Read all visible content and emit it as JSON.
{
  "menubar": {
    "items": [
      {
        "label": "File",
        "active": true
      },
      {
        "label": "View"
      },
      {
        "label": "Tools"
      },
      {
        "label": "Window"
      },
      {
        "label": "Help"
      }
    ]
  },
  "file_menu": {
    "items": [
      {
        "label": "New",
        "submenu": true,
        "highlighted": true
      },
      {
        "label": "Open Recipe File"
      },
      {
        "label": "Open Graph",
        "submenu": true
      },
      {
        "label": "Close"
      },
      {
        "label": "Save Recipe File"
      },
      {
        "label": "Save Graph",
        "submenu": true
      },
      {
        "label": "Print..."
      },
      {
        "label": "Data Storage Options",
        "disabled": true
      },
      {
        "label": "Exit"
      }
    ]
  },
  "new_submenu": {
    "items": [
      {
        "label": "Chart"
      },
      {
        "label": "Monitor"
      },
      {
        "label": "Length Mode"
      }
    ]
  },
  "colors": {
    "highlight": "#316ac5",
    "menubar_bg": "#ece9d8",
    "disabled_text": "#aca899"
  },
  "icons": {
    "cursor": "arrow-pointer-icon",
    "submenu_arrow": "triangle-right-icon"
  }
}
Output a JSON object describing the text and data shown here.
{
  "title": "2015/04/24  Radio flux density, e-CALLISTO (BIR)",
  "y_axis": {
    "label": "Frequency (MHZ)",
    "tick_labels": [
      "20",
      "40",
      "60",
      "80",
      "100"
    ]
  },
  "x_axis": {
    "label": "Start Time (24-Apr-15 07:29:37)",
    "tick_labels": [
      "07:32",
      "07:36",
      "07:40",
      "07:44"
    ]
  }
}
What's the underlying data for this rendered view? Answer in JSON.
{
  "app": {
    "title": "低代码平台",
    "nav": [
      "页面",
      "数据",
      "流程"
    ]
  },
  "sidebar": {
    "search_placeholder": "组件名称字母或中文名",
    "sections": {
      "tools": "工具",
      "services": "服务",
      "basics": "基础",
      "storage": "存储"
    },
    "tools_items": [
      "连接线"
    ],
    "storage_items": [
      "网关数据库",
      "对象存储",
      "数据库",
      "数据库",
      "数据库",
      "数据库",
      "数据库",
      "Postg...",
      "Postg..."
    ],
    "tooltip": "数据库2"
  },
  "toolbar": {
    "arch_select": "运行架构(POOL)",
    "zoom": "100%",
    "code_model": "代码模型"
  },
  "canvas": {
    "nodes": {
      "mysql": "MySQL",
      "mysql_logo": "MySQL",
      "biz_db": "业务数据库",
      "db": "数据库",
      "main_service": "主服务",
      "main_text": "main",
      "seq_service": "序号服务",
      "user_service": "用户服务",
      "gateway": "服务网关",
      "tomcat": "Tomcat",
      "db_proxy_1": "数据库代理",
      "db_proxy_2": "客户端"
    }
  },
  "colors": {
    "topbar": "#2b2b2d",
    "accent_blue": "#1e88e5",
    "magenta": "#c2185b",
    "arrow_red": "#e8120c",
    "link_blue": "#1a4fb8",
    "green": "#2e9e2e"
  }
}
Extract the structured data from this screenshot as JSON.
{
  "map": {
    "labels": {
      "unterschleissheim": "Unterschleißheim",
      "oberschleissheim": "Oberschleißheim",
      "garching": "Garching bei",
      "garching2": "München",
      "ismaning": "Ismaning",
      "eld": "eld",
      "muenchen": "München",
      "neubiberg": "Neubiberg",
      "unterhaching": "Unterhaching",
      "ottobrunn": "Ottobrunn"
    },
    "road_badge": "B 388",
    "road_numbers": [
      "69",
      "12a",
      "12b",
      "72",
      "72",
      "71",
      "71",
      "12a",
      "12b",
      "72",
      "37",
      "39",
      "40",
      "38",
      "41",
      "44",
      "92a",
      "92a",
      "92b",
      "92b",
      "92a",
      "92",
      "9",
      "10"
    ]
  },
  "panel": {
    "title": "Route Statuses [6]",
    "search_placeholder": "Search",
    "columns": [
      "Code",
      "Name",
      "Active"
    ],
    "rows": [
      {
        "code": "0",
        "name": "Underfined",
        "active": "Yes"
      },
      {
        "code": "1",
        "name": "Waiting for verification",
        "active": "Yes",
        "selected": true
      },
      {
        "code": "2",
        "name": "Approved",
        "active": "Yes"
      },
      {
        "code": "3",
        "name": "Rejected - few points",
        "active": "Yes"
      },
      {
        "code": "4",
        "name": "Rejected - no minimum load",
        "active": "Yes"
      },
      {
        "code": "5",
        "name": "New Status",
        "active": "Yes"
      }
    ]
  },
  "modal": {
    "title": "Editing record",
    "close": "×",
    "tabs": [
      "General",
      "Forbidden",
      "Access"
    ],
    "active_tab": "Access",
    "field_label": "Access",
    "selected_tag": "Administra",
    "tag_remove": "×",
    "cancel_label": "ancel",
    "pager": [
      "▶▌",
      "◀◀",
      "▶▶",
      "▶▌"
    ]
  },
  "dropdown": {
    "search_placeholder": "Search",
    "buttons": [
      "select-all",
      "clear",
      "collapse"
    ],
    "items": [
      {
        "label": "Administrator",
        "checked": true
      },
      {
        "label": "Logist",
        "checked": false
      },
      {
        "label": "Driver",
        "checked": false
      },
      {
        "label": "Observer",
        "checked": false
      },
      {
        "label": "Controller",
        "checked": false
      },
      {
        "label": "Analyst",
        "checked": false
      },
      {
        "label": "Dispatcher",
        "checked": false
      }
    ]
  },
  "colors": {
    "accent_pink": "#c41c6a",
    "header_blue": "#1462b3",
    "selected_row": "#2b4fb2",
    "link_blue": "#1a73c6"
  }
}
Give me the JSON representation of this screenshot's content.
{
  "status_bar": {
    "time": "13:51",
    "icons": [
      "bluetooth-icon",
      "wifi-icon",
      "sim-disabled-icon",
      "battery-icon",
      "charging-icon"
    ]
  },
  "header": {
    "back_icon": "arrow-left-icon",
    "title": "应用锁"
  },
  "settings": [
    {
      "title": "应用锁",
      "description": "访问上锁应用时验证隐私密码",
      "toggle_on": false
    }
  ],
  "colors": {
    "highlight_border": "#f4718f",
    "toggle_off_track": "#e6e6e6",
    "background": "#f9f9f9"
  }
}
--
> [WHAT THIS TASK INVOLVES]
Using the records above, find and show each line with the string "title".

> [OUTPUT OF THE EXERCISE]
  "title": "2015/04/24  Radio flux density, e-CALLISTO (BIR)",
    "title": "低代码平台",
    "title": "Route Statuses [6]",
    "title": "Editing record",
    "title": "应用锁"
      "title": "应用锁",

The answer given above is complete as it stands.